超効率的3DエフェクトTIPS(遊技機向け映像からスマホゲームまで)

Topic 04 エフェクト制作のワークフロー

3DCGデザイナーとコンポジターの連携

ここからは実際にエフェクトが完成するまでの手順を解説していきたい。エフェクトは演出を構成する要素のひとつであり、まずはその演出を関係者全員が理解する必要がある。企画、ディレクター、各職種のリーダー(3DCGデザイナー、コンポジター)が集まり、仕様下ろしの打ち合わせを行う。その場では企画仕様、演出概要、エフェクトのイメージ、素材ごとの担当振り分けを決定する。企画から仕様、概要の説明があった後にコンポジットチーフまたはディレクターが演出の詳細を補足する。3DCGデザイナー、コンポジターのどちらで素材をどれだけ対応するかもここで決定。絵コンテ用紙を持参しているので、複雑な演出の場合はエフェクトコンテをその場でまとめて担当に手渡しも行う。各職種チーフから質問を受け付けて不明点をなくした時点で打ち合わせは終了となる。

コンポジターはコンテや演出概要を確認しながらエフェクトを作成していく。3DCGデザイナーに対してトレイル用テクスチャを提出し、3D素材担当と画像サイズや尺のすり合わせを行う。約1~2日で素材は上がってくるので、仕様に合っているかを確認し、演出に組み込んでいく。演出全体のテンポ、尺、仕様の確認として50%くらいの進捗で社内提出を行い、チーフとディレクターによって方向性チェックが行われる。問題がない場合はそのまま作業を進めて演出を完成させ、社内の担当企画部署へ提出し、クオリティラインに達しているかが判断される。次にプロデューサーの最終チェックで承認が下りたらクライアントへ提出となる。

·····

# 短い課題 1
抜粋テキストについて、次の問いに答えてください。
(a) 仕様下ろしの打ち合わせに集まるのは誰ですか。
(b) 3DCGデザイナーに依頼した素材は、約何日で上がってきますか。
(c) 社内提出は、進捗がどのくらいの段階で行われますか。
抜粋テキストとデータ一覧の間には何の関連もない。

·····

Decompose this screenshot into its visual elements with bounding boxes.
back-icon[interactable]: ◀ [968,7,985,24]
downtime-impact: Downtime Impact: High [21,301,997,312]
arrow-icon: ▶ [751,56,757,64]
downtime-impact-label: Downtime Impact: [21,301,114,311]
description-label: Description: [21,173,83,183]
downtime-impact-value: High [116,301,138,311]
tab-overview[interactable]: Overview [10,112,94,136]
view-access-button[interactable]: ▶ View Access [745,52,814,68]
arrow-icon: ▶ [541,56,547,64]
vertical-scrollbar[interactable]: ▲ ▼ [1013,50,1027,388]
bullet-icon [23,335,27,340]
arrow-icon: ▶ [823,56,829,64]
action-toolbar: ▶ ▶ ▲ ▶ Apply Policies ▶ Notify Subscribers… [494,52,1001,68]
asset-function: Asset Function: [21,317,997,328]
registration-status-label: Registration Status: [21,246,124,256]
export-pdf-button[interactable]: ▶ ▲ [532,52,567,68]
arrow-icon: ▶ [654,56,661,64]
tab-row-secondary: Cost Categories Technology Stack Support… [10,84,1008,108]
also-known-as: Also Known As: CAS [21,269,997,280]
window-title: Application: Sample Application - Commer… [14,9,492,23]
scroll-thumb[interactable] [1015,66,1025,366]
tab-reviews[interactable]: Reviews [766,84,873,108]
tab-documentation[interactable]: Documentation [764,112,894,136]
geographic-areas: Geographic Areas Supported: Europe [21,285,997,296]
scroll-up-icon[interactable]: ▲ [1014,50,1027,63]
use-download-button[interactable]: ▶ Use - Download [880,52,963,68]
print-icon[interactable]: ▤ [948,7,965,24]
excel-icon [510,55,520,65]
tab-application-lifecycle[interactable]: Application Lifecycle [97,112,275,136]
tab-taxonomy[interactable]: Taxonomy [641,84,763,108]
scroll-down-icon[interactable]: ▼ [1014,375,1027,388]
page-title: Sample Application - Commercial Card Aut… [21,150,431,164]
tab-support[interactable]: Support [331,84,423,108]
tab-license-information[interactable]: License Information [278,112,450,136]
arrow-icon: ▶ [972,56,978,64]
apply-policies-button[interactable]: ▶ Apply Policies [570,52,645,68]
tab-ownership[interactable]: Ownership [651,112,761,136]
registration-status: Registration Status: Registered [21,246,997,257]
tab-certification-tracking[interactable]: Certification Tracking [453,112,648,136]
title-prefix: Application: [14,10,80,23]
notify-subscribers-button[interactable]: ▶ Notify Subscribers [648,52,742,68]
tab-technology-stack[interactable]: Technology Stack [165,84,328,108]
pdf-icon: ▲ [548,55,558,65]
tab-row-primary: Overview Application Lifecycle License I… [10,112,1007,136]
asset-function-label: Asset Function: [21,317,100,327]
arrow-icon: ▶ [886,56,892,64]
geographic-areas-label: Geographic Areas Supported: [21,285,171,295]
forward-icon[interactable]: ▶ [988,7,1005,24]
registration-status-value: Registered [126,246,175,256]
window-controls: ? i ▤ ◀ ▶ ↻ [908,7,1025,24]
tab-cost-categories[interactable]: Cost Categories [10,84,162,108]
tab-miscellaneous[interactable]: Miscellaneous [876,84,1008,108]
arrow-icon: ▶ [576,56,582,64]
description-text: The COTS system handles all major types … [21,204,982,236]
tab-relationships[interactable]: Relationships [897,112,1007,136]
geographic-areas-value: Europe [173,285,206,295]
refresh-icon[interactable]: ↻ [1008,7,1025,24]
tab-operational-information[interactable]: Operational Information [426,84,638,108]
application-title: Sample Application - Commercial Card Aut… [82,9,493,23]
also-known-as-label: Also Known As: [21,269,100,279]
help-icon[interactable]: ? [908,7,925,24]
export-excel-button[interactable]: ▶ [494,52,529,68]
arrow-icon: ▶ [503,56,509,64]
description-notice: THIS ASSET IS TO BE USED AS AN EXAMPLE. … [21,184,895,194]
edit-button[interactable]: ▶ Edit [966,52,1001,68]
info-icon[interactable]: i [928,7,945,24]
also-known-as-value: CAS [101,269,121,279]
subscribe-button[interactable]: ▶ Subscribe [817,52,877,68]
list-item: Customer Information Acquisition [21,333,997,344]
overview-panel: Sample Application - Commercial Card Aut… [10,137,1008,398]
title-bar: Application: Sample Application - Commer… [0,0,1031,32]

·····

# 短い課題 2
データ一覧の最初の行から「scroll-down-icon[interactable]: ▼ [1014,375,1027,388]」を含む行までを、両端の行も含めて一字一句変えずにもう一度示してください。

# 完成した解答 1
(a) 企画、ディレクター、各職種のリーダー(3DCGデザイナー、コンポジター)が集まります。
(b) 約1~2日で上がってきます。
(c) 50%くらいの進捗の段階で行われます。

# 完成した解答 2
Decompose this screenshot into its visual elements with bounding boxes.
back-icon[interactable]: ◀ [968,7,985,24]
downtime-impact: Downtime Impact: High [21,301,997,312]
arrow-icon: ▶ [751,56,757,64]
downtime-impact-label: Downtime Impact: [21,301,114,311]
description-label: Description: [21,173,83,183]
downtime-impact-value: High [116,301,138,311]
tab-overview[interactable]: Overview [10,112,94,136]
view-access-button[interactable]: ▶ View Access [745,52,814,68]
arrow-icon: ▶ [541,56,547,64]
vertical-scrollbar[interactable]: ▲ ▼ [1013,50,1027,388]
bullet-icon [23,335,27,340]
arrow-icon: ▶ [823,56,829,64]
action-toolbar: ▶ ▶ ▲ ▶ Apply Policies ▶ Notify Subscribers… [494,52,1001,68]
asset-function: Asset Function: [21,317,997,328]
registration-status-label: Registration Status: [21,246,124,256]
export-pdf-button[interactable]: ▶ ▲ [532,52,567,68]
arrow-icon: ▶ [654,56,661,64]
tab-row-secondary: Cost Categories Technology Stack Support… [10,84,1008,108]
also-known-as: Also Known As: CAS [21,269,997,280]
window-title: Application: Sample Application - Commer… [14,9,492,23]
scroll-thumb[interactable] [1015,66,1025,366]
tab-reviews[interactable]: Reviews [766,84,873,108]
tab-documentation[interactable]: Documentation [764,112,894,136]
geographic-areas: Geographic Areas Supported: Europe [21,285,997,296]
scroll-up-icon[interactable]: ▲ [1014,50,1027,63]
use-download-button[interactable]: ▶ Use - Download [880,52,963,68]
print-icon[interactable]: ▤ [948,7,965,24]
excel-icon [510,55,520,65]
tab-application-lifecycle[interactable]: Application Lifecycle [97,112,275,136]
tab-taxonomy[interactable]: Taxonomy [641,84,763,108]
scroll-down-icon[interactable]: ▼ [1014,375,1027,388]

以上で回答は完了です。